• _Records shown_
_ _ _ _ _
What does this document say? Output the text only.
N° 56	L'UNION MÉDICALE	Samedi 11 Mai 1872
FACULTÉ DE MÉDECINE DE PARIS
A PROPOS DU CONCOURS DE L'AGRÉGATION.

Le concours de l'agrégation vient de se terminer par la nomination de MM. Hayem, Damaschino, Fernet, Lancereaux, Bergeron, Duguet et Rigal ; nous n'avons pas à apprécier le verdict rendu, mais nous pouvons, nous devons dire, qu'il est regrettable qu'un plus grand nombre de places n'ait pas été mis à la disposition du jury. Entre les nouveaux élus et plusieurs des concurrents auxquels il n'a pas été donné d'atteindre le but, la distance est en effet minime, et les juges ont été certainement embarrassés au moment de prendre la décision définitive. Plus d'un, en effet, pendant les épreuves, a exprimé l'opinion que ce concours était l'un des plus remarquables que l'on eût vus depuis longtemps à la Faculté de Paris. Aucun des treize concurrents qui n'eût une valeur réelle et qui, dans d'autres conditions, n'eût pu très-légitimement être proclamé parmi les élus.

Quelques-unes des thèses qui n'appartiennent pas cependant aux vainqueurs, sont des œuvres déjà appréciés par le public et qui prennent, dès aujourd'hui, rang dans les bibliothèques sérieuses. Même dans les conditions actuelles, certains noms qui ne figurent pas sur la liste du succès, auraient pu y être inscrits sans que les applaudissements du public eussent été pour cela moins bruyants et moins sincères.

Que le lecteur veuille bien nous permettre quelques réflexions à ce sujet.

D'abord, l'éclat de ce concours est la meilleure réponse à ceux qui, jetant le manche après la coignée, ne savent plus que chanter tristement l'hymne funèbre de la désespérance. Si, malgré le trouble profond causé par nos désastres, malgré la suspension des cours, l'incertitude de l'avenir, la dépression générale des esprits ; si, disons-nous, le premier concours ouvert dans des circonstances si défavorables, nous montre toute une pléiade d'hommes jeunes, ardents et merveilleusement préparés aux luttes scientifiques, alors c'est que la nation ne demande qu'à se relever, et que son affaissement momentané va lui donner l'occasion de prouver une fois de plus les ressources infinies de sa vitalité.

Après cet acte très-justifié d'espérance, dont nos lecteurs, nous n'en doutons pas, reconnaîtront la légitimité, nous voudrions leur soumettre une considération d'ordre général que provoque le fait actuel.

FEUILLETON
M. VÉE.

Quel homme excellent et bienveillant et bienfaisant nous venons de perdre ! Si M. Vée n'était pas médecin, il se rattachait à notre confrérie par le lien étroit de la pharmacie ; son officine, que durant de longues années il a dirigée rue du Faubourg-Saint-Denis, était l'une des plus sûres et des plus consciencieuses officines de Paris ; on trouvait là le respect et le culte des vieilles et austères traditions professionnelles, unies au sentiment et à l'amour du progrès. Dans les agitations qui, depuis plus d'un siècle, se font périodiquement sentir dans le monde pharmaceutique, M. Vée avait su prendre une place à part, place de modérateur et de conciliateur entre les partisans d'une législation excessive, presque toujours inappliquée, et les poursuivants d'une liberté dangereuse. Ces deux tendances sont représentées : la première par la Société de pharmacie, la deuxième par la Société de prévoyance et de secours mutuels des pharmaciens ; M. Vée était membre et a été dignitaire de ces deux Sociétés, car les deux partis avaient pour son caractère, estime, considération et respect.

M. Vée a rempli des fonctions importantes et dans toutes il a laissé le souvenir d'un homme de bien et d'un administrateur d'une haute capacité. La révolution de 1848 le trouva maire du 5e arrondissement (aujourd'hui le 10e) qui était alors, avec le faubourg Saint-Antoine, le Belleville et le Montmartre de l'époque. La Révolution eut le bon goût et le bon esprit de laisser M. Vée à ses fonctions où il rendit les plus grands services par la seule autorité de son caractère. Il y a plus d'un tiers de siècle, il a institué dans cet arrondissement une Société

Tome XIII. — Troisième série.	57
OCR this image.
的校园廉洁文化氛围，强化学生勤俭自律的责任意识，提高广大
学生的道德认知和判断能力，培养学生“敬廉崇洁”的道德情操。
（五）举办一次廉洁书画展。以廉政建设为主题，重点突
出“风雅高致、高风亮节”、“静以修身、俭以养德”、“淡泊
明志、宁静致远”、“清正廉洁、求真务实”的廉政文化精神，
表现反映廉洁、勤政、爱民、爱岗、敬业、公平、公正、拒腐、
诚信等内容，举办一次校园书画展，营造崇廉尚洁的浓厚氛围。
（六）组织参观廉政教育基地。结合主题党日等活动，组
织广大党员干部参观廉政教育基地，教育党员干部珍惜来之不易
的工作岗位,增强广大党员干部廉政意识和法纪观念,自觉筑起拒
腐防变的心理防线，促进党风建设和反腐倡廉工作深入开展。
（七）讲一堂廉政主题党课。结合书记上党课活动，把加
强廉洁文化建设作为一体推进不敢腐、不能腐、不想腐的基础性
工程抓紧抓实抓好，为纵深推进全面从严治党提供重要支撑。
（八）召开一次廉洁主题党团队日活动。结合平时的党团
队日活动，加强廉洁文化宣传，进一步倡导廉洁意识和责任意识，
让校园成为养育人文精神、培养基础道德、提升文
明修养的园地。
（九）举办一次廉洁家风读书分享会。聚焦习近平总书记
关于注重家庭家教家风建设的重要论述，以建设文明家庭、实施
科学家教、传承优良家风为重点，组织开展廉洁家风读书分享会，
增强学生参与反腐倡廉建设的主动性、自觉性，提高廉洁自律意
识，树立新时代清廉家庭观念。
_ _ _ _ _
• _Required work_
Could you quote, exactly as they appear, the line containing "OCR this image." and every line after it to the end of the records above?

• _Finished task_
OCR this image.
的校园廉洁文化氛围，强化学生勤俭自律的责任意识，提高广大
学生的道德认知和判断能力，培养学生“敬廉崇洁”的道德情操。
（五）举办一次廉洁书画展。以廉政建设为主题，重点突
出“风雅高致、高风亮节”、“静以修身、俭以养德”、“淡泊
明志、宁静致远”、“清正廉洁、求真务实”的廉政文化精神，
表现反映廉洁、勤政、爱民、爱岗、敬业、公平、公正、拒腐、
诚信等内容，举办一次校园书画展，营造崇廉尚洁的浓厚氛围。
（六）组织参观廉政教育基地。结合主题党日等活动，组
织广大党员干部参观廉政教育基地，教育党员干部珍惜来之不易
的工作岗位,增强广大党员干部廉政意识和法纪观念,自觉筑起拒
腐防变的心理防线，促进党风建设和反腐倡廉工作深入开展。
（七）讲一堂廉政主题党课。结合书记上党课活动，把加
强廉洁文化建设作为一体推进不敢腐、不能腐、不想腐的基础性
工程抓紧抓实抓好，为纵深推进全面从严治党提供重要支撑。
（八）召开一次廉洁主题党团队日活动。结合平时的党团
队日活动，加强廉洁文化宣传，进一步倡导廉洁意识和责任意识，
让校园成为养育人文精神、培养基础道德、提升文
明修养的园地。
（九）举办一次廉洁家风读书分享会。聚焦习近平总书记
关于注重家庭家教家风建设的重要论述，以建设文明家庭、实施
科学家教、传承优良家风为重点，组织开展廉洁家风读书分享会，
增强学生参与反腐倡廉建设的主动性、自觉性，提高廉洁自律意
识，树立新时代清廉家庭观念。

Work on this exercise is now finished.